(Dataset rows about figures)

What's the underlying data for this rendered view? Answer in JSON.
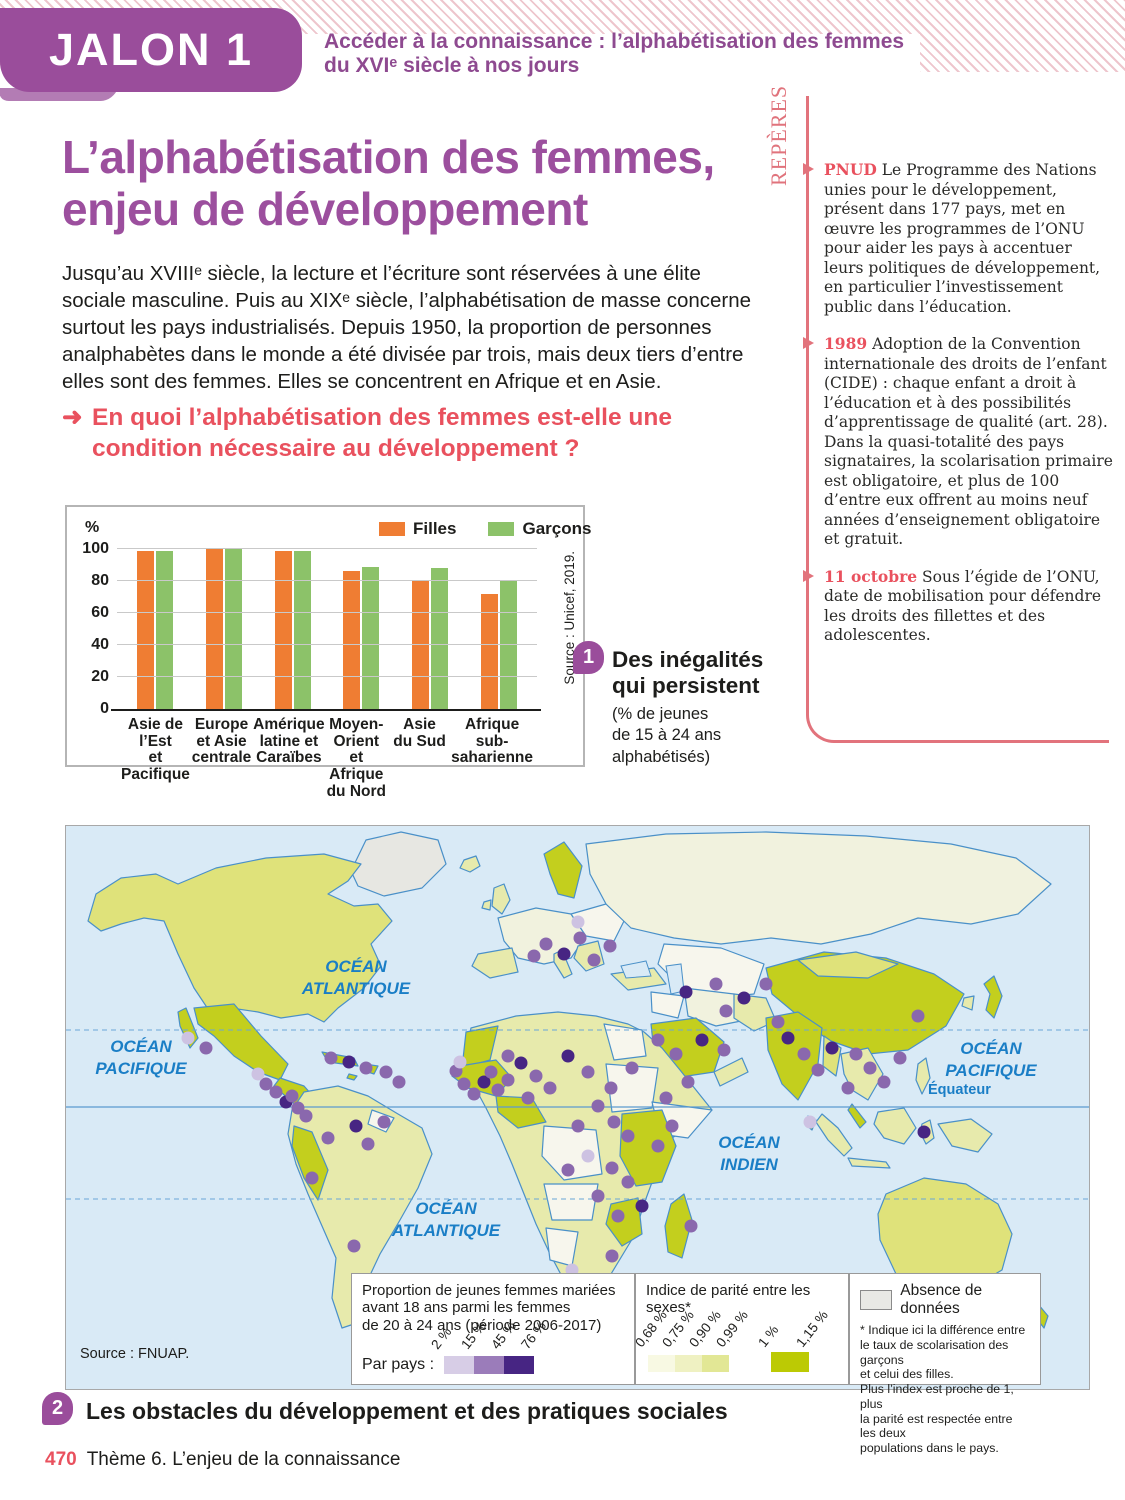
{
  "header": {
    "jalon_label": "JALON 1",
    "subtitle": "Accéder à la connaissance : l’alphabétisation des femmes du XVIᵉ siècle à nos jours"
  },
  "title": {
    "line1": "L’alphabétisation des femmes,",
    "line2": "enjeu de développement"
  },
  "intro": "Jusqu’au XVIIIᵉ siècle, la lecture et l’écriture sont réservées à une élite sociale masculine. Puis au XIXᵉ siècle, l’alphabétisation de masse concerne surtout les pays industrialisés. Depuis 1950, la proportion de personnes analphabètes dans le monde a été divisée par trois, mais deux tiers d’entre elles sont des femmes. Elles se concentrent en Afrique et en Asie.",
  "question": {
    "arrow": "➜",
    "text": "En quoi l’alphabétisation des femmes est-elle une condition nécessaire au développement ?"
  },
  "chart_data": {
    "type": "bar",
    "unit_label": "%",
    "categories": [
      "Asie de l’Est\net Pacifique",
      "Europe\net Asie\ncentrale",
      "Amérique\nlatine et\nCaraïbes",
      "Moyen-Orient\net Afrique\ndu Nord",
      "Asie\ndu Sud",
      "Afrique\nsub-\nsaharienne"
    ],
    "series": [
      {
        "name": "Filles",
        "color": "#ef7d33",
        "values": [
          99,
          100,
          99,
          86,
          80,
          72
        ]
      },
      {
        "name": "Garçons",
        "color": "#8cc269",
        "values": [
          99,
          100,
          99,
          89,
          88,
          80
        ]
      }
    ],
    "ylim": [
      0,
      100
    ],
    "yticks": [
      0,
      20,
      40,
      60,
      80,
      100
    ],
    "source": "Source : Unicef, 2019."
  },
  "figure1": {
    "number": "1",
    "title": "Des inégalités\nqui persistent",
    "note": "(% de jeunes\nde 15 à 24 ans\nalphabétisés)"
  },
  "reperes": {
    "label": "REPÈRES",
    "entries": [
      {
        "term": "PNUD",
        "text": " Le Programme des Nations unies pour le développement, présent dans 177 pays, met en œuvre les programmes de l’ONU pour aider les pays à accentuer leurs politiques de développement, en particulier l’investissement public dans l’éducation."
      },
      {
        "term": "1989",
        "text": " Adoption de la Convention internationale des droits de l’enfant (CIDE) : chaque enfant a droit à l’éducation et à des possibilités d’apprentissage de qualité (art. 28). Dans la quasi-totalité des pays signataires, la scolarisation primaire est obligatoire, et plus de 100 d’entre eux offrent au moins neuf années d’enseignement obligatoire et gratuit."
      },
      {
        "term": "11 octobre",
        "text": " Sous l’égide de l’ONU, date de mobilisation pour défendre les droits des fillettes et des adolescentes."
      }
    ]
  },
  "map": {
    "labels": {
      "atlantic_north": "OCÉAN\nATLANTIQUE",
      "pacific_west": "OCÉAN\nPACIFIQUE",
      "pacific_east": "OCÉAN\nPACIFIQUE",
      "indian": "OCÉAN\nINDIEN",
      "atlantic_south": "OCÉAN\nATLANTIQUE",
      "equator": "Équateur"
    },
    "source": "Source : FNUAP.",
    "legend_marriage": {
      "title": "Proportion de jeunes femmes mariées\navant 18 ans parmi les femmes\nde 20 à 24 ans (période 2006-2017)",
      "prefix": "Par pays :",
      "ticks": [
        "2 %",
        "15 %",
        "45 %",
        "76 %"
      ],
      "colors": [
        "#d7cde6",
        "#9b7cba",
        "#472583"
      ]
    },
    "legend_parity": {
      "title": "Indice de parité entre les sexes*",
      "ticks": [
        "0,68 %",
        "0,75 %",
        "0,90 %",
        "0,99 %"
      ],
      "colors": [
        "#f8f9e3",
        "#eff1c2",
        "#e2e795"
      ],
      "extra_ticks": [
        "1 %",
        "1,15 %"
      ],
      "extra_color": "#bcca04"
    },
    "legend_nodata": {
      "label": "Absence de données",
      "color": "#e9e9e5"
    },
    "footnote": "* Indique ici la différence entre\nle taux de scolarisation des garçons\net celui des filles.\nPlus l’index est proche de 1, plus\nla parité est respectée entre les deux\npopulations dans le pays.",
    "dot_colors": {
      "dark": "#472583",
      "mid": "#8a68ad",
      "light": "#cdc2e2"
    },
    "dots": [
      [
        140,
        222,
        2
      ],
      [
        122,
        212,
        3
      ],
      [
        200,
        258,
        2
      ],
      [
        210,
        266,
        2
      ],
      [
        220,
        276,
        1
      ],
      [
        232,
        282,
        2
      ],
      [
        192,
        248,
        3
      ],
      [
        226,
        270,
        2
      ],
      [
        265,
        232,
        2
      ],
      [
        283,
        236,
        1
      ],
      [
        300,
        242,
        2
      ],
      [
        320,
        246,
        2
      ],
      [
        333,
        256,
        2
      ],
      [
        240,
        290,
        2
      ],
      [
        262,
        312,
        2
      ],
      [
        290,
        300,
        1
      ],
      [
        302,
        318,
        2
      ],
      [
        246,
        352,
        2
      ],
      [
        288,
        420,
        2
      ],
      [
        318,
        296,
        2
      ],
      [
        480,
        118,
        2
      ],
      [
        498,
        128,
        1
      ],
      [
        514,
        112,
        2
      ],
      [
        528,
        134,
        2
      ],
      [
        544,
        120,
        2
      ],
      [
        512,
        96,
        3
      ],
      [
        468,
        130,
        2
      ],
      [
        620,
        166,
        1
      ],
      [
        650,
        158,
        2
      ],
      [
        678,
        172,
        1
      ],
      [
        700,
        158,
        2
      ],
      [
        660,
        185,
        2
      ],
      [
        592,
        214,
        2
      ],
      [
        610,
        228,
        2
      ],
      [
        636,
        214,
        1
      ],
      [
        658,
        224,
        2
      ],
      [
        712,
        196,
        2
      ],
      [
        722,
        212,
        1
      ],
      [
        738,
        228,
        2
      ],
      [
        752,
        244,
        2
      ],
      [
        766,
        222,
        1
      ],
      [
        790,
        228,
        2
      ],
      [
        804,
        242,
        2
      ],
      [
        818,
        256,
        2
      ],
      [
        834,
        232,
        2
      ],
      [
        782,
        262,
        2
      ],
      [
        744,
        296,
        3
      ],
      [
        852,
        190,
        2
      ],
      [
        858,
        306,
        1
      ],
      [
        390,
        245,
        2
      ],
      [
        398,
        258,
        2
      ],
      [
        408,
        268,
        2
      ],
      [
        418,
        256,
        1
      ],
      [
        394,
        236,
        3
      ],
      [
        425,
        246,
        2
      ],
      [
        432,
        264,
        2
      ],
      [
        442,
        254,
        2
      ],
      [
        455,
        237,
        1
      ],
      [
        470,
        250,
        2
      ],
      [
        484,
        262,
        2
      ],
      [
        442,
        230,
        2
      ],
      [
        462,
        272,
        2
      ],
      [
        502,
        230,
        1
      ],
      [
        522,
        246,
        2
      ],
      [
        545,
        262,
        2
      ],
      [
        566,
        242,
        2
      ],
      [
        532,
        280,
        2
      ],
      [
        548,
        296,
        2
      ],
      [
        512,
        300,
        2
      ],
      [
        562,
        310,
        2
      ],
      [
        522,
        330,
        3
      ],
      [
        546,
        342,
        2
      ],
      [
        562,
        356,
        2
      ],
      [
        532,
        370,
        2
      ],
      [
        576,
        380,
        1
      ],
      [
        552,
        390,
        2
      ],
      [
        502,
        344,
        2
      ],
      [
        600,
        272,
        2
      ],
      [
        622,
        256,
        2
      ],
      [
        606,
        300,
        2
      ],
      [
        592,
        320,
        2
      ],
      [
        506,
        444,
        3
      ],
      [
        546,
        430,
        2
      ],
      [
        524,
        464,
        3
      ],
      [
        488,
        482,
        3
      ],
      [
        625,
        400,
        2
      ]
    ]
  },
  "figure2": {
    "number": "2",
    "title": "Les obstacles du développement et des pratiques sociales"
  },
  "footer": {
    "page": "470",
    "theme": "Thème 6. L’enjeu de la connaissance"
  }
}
--
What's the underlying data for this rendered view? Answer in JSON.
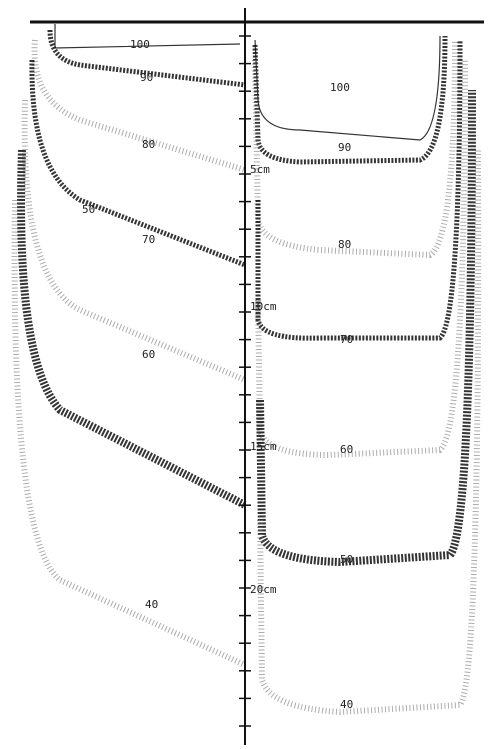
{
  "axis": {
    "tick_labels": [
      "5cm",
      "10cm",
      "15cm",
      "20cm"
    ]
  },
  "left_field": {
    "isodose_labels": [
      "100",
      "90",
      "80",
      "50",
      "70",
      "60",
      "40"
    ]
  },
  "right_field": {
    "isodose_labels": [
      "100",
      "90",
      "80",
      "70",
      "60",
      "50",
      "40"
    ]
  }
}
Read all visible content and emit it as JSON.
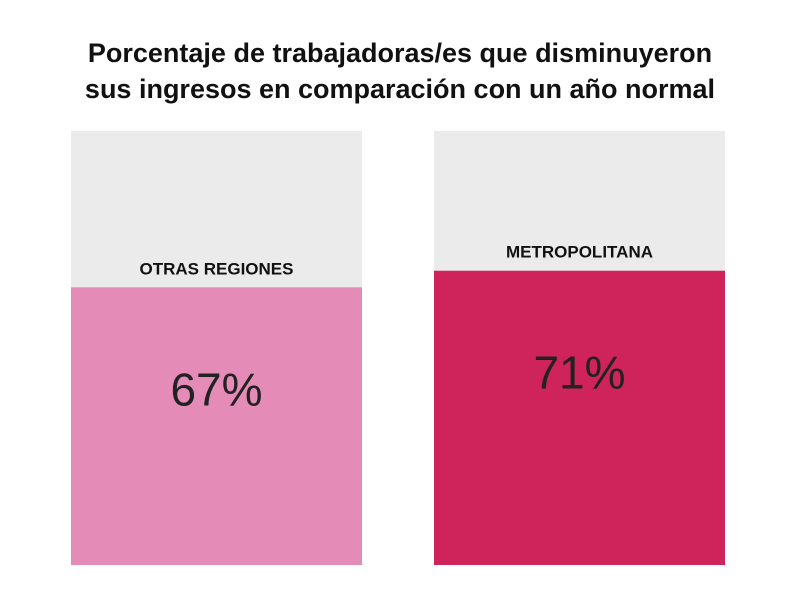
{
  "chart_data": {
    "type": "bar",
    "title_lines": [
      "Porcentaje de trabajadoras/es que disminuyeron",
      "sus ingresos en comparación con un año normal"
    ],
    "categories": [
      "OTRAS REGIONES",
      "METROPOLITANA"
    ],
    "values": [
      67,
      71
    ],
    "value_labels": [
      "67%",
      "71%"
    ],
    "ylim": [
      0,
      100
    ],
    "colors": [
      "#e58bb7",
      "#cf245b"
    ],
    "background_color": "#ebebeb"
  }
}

### Objective
Scan the records for the string "nATLANTIQUE". Copy each line in which it appears.

### Solution for this problem
      "atlantic_north": "OCÉAN\nATLANTIQUE",
      "atlantic_south": "OCÉAN\nATLANTIQUE",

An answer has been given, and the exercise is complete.